What needs to be done - Set down all of the entries word for word, omitting the images they contain.

Raw records -
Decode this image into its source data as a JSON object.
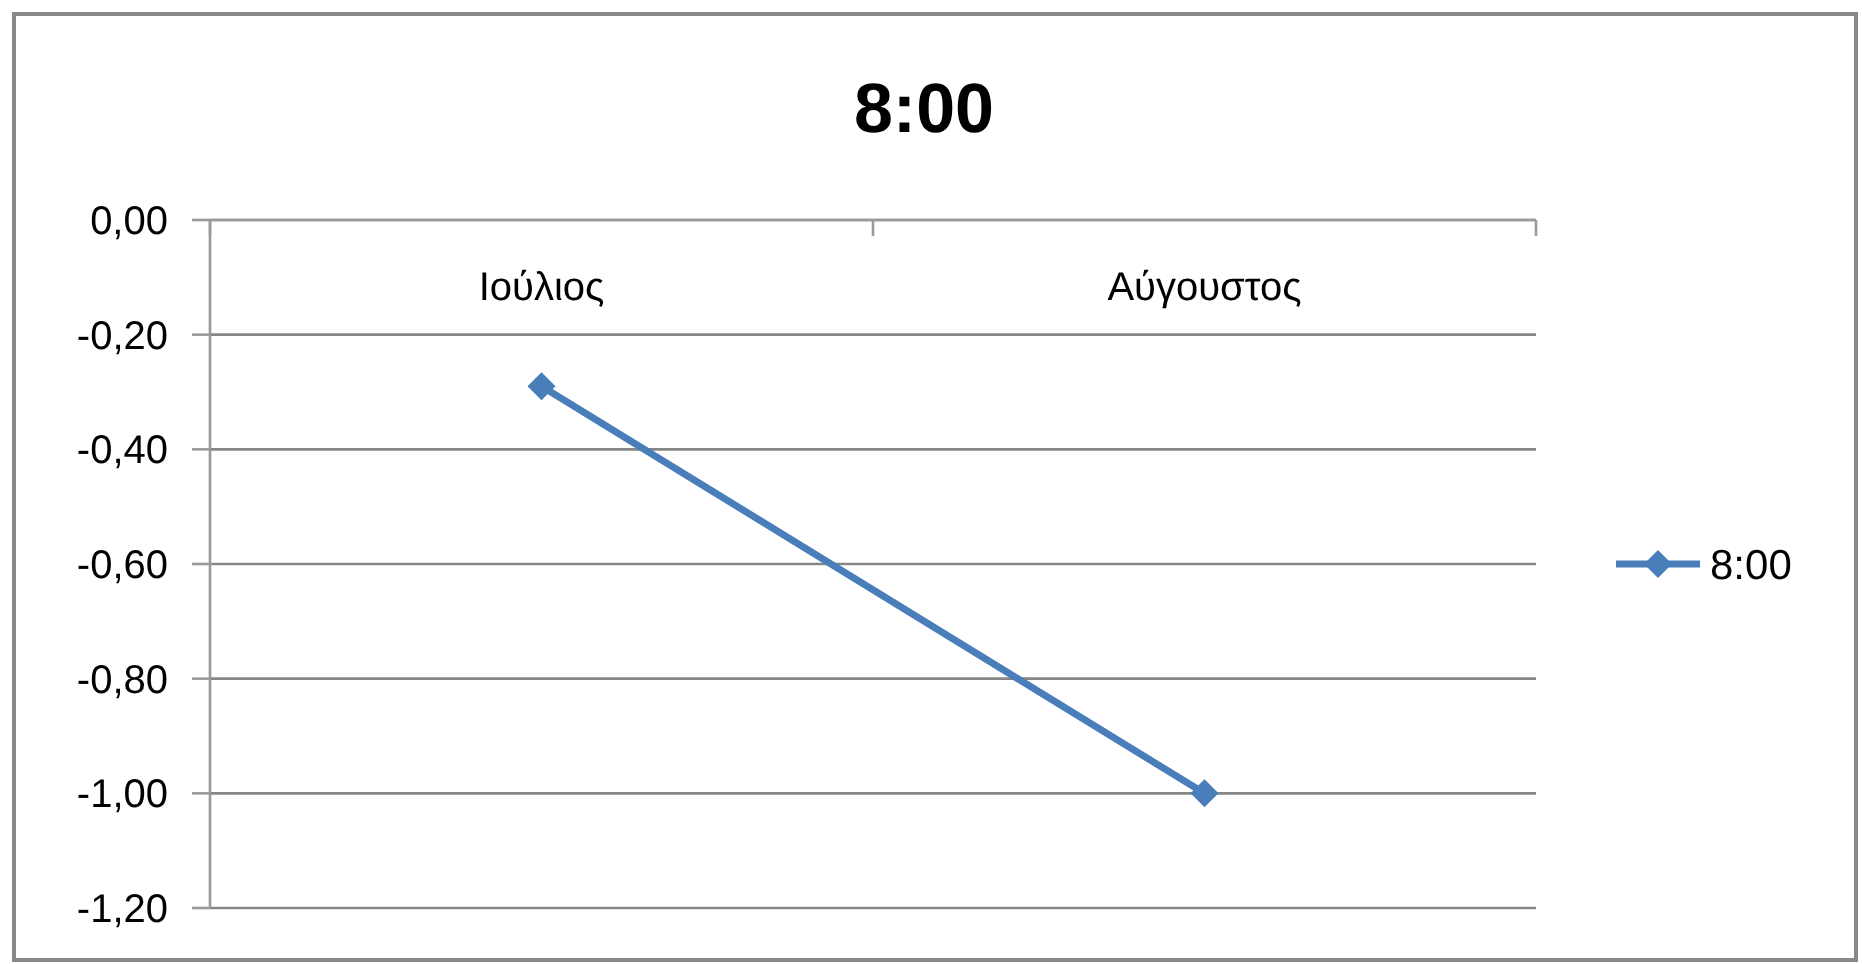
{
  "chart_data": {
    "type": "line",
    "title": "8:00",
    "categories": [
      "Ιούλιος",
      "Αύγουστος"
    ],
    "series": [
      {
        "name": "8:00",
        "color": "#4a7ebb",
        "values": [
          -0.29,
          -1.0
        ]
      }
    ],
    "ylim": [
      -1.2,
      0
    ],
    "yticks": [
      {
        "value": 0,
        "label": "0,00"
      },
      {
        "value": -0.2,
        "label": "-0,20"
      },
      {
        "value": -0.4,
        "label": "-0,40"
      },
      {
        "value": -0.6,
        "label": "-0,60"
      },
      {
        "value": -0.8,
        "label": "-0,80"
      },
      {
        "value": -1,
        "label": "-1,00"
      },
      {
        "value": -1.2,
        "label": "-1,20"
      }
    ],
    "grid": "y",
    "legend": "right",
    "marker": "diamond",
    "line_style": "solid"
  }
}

Full response -
Decode this image into its source data as a JSON object.
{
  "chart_data": {
    "type": "line",
    "title": "8:00",
    "categories": [
      "Ιούλιος",
      "Αύγουστος"
    ],
    "series": [
      {
        "name": "8:00",
        "color": "#4a7ebb",
        "values": [
          -0.29,
          -1.0
        ]
      }
    ],
    "ylim": [
      -1.2,
      0
    ],
    "yticks": [
      {
        "value": 0,
        "label": "0,00"
      },
      {
        "value": -0.2,
        "label": "-0,20"
      },
      {
        "value": -0.4,
        "label": "-0,40"
      },
      {
        "value": -0.6,
        "label": "-0,60"
      },
      {
        "value": -0.8,
        "label": "-0,80"
      },
      {
        "value": -1,
        "label": "-1,00"
      },
      {
        "value": -1.2,
        "label": "-1,20"
      }
    ],
    "grid": "y",
    "legend": "right",
    "marker": "diamond",
    "line_style": "solid"
  }
}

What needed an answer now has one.